▶ _Goal_: Repeat the part of the entries that opens with the very first line and closes with the line containing "weekday-header-wednesday: Wednesday xyxy=(342,91,449,119)", keeping both of those lines.

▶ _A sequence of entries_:

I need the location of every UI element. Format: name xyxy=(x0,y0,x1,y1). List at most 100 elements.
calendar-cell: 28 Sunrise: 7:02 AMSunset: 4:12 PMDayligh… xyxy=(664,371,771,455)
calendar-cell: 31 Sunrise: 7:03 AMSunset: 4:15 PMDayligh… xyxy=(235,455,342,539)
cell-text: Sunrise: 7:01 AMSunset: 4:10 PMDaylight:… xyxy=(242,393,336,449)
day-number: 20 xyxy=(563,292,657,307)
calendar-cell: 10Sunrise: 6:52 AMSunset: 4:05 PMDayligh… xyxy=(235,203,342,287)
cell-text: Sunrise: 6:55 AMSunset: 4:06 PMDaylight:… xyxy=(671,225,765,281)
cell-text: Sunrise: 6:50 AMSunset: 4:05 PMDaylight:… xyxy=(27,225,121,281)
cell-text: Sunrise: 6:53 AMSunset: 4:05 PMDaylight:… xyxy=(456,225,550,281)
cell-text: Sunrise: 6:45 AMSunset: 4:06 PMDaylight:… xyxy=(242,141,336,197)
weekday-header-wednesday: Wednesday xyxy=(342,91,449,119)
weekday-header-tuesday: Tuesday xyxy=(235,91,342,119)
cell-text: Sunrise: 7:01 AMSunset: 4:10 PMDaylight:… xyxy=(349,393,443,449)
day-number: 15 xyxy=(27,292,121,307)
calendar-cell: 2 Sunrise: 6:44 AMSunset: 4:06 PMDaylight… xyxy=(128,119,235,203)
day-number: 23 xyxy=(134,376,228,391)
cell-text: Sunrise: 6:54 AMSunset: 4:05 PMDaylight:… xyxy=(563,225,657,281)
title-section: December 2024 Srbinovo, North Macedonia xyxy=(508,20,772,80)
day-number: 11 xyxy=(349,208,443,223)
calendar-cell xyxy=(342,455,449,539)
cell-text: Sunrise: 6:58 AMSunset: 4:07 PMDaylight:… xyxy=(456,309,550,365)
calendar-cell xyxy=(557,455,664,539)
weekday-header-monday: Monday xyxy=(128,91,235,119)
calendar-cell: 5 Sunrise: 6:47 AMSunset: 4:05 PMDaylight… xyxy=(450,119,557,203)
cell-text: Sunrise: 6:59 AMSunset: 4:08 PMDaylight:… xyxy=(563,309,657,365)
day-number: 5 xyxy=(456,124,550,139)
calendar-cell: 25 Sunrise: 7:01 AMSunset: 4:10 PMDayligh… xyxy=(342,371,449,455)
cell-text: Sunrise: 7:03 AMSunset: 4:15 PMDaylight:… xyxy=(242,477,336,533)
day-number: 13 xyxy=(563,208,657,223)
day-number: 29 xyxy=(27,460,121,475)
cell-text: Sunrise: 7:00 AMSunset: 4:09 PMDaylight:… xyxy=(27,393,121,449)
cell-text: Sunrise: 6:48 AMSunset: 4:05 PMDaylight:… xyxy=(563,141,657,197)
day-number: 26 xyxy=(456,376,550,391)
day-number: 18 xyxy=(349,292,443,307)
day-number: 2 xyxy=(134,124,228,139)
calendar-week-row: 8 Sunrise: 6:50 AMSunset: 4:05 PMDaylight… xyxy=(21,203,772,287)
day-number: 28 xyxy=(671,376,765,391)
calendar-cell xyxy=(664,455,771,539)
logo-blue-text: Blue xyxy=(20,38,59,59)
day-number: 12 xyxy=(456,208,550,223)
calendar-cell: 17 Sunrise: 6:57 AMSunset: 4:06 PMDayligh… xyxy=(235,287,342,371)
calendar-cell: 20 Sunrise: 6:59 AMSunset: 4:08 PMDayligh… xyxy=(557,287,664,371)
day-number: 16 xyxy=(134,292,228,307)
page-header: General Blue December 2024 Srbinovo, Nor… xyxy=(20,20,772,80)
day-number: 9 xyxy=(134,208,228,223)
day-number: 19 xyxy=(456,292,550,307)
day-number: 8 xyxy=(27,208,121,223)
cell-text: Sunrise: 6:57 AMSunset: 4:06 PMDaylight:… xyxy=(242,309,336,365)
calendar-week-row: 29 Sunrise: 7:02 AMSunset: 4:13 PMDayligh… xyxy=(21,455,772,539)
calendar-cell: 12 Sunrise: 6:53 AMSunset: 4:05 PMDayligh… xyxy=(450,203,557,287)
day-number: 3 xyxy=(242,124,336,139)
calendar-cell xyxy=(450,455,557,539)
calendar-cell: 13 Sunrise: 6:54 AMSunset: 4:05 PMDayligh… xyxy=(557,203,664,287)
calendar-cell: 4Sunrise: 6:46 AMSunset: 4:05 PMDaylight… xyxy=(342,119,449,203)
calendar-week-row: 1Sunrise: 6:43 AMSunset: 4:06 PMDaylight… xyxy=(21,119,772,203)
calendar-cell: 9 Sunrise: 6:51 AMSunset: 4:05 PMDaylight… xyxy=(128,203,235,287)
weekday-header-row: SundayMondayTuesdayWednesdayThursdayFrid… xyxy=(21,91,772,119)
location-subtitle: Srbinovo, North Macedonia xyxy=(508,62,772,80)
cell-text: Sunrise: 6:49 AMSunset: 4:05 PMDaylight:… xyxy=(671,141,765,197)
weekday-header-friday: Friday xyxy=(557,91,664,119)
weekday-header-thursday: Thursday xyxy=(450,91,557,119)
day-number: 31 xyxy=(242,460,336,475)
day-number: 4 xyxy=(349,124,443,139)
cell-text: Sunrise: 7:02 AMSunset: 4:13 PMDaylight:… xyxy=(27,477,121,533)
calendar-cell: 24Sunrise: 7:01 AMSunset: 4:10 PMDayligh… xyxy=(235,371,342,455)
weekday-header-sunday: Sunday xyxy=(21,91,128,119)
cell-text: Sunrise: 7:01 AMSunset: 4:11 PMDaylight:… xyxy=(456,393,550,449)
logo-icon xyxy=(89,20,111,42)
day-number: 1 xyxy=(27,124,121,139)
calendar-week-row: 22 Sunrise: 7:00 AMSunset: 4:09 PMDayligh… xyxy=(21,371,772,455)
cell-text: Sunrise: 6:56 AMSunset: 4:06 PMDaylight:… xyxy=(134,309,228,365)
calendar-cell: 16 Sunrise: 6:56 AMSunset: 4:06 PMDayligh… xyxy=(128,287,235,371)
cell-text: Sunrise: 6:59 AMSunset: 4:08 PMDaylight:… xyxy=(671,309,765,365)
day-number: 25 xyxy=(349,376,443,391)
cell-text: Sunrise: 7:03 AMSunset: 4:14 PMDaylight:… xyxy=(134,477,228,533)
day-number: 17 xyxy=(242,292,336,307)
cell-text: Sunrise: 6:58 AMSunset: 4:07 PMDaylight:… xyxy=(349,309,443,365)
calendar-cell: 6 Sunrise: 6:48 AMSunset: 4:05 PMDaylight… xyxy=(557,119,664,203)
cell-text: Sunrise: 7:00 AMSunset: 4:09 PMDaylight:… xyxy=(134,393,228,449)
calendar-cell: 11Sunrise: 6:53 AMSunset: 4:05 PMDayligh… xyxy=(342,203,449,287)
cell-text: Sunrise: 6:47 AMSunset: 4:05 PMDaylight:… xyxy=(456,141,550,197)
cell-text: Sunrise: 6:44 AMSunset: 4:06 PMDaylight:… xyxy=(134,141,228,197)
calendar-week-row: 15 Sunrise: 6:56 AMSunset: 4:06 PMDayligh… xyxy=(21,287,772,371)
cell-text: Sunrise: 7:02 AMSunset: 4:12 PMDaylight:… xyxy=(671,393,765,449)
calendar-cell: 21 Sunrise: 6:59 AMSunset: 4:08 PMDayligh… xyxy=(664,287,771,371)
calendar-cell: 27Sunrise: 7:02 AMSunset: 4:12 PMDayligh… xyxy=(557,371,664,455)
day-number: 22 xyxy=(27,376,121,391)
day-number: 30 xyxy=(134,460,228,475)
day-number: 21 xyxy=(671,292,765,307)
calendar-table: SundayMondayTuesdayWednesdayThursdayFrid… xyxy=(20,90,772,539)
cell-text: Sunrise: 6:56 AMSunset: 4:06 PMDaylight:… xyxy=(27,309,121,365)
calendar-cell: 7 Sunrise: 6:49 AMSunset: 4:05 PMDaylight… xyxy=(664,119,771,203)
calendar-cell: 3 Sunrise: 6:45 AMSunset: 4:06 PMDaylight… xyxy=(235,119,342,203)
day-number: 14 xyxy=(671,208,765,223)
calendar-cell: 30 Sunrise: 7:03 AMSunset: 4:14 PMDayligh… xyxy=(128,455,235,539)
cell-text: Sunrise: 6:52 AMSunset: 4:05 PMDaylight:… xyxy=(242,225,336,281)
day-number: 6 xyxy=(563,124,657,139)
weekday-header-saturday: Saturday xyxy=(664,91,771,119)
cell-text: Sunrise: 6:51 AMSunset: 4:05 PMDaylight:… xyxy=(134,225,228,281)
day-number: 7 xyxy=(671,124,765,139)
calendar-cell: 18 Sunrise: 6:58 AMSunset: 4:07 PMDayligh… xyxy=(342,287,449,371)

▶ _Response to this exercise_:
I need the location of every UI element. Format: name xyxy=(x0,y0,x1,y1). List at most 100 elements.
calendar-cell: 28 Sunrise: 7:02 AMSunset: 4:12 PMDayligh… xyxy=(664,371,771,455)
calendar-cell: 31 Sunrise: 7:03 AMSunset: 4:15 PMDayligh… xyxy=(235,455,342,539)
cell-text: Sunrise: 7:01 AMSunset: 4:10 PMDaylight:… xyxy=(242,393,336,449)
day-number: 20 xyxy=(563,292,657,307)
calendar-cell: 10Sunrise: 6:52 AMSunset: 4:05 PMDayligh… xyxy=(235,203,342,287)
cell-text: Sunrise: 6:55 AMSunset: 4:06 PMDaylight:… xyxy=(671,225,765,281)
cell-text: Sunrise: 6:50 AMSunset: 4:05 PMDaylight:… xyxy=(27,225,121,281)
cell-text: Sunrise: 6:53 AMSunset: 4:05 PMDaylight:… xyxy=(456,225,550,281)
cell-text: Sunrise: 6:45 AMSunset: 4:06 PMDaylight:… xyxy=(242,141,336,197)
weekday-header-wednesday: Wednesday xyxy=(342,91,449,119)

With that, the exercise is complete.